(GIVEN TASK)
Determine how many lines contain the string "Emerging", then reply with that figure only.

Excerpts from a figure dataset

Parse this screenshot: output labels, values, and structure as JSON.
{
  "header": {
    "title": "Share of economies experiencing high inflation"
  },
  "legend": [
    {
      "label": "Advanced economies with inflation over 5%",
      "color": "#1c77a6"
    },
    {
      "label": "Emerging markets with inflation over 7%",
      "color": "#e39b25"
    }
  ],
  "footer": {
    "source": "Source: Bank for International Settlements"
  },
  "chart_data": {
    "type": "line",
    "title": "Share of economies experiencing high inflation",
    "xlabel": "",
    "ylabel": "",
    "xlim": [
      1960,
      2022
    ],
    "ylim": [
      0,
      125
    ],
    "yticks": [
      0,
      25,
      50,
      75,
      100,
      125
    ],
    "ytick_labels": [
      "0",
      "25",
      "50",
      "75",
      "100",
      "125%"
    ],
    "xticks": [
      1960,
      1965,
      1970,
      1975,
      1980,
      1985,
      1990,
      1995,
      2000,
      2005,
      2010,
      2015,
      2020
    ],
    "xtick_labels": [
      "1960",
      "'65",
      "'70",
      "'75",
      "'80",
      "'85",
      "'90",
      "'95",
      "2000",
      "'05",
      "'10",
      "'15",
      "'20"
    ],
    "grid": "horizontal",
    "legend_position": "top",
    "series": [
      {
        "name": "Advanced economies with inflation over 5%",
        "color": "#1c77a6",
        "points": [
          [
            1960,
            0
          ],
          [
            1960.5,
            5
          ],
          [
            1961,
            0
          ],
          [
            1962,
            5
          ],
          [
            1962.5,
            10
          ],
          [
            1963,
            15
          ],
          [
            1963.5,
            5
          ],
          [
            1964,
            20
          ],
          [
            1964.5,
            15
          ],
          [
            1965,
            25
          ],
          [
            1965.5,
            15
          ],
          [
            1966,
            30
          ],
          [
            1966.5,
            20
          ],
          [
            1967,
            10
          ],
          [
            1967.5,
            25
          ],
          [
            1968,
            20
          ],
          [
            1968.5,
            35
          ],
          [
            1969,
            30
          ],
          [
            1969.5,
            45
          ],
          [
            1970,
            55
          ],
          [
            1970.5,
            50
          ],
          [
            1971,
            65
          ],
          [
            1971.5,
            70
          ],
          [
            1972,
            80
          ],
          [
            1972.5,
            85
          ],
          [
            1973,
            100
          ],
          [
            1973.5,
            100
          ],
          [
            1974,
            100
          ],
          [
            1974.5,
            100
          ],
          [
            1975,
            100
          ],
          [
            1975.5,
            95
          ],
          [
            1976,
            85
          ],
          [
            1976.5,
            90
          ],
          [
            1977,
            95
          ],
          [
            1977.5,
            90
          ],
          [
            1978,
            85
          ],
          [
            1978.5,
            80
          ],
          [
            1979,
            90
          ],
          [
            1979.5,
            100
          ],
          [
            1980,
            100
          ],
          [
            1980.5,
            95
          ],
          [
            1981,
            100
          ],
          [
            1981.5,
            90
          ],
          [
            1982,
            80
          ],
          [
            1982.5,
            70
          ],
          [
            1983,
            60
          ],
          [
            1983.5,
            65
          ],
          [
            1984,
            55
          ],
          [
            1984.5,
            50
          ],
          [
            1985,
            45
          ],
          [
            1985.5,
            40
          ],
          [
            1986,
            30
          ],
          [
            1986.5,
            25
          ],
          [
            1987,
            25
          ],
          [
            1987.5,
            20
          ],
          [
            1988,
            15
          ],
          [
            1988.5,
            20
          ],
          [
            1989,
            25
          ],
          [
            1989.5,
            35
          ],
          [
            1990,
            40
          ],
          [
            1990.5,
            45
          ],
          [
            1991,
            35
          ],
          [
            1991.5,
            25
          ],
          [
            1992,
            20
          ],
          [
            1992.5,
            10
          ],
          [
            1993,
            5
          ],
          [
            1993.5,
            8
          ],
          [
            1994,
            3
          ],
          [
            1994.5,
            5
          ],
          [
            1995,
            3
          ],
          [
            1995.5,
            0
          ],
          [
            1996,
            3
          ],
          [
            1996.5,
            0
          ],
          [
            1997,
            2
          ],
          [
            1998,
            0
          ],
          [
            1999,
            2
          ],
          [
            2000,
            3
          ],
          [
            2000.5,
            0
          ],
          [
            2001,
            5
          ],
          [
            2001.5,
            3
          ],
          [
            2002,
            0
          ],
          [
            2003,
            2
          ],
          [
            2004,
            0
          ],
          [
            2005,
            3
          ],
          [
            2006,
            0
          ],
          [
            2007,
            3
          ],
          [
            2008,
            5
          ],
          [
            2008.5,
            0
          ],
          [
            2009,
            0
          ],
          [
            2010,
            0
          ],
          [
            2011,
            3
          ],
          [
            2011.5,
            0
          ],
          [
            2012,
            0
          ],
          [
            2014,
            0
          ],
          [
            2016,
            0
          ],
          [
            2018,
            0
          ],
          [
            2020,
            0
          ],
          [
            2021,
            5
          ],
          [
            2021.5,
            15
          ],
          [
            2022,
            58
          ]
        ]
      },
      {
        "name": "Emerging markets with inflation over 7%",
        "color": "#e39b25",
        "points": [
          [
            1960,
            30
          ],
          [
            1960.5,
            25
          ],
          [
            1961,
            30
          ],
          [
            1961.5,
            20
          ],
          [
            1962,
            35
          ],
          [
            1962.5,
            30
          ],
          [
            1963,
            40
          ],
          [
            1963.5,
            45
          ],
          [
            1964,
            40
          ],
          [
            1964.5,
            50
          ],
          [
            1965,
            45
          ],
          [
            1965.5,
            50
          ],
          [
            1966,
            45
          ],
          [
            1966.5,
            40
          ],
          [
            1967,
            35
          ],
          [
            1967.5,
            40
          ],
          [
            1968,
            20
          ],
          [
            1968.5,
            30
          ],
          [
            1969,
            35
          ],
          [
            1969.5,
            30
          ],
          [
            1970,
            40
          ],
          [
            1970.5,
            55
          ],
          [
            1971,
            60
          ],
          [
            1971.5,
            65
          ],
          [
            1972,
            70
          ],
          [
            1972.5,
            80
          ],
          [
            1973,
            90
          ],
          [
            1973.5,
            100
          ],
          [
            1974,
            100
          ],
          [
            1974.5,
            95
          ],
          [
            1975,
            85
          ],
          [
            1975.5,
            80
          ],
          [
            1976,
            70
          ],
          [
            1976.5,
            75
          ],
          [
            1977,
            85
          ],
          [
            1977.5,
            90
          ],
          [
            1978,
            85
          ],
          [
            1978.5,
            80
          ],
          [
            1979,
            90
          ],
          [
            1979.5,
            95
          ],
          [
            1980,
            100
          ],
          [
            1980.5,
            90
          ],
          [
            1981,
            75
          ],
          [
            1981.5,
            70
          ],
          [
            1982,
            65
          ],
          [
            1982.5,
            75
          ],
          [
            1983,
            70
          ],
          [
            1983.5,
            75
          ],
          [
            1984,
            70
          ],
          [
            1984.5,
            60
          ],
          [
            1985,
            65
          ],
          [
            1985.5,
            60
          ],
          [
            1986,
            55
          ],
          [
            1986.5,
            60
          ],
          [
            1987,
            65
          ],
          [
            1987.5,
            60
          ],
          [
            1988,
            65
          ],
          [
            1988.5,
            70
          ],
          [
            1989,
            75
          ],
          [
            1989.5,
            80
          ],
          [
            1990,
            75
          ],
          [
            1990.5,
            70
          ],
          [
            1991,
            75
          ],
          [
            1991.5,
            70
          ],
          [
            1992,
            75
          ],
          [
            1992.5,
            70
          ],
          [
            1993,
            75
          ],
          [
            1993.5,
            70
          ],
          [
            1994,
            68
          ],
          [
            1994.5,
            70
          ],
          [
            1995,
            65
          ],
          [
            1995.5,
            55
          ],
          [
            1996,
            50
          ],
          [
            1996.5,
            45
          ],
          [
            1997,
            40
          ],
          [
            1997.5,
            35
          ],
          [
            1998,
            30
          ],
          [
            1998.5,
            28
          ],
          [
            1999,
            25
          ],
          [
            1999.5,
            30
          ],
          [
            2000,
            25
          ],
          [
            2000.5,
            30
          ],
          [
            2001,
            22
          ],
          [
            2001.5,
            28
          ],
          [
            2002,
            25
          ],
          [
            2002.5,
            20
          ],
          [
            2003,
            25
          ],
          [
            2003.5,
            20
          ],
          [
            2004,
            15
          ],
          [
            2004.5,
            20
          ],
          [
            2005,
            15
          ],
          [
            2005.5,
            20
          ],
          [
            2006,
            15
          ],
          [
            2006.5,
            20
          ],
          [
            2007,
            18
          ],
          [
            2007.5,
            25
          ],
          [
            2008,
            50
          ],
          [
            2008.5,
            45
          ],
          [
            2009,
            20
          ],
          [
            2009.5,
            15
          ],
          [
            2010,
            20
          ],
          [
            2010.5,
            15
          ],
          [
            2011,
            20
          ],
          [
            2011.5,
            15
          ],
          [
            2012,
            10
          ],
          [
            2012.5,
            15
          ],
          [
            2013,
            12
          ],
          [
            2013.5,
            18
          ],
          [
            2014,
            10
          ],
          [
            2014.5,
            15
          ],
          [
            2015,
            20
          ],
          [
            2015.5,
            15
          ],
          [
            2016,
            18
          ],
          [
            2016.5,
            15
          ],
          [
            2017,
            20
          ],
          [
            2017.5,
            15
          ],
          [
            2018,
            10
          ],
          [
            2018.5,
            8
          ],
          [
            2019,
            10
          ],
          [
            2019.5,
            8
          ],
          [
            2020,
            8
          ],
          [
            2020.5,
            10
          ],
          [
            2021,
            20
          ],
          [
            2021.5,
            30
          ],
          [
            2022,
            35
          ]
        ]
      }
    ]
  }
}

(COMPLETE RESPONSE)
2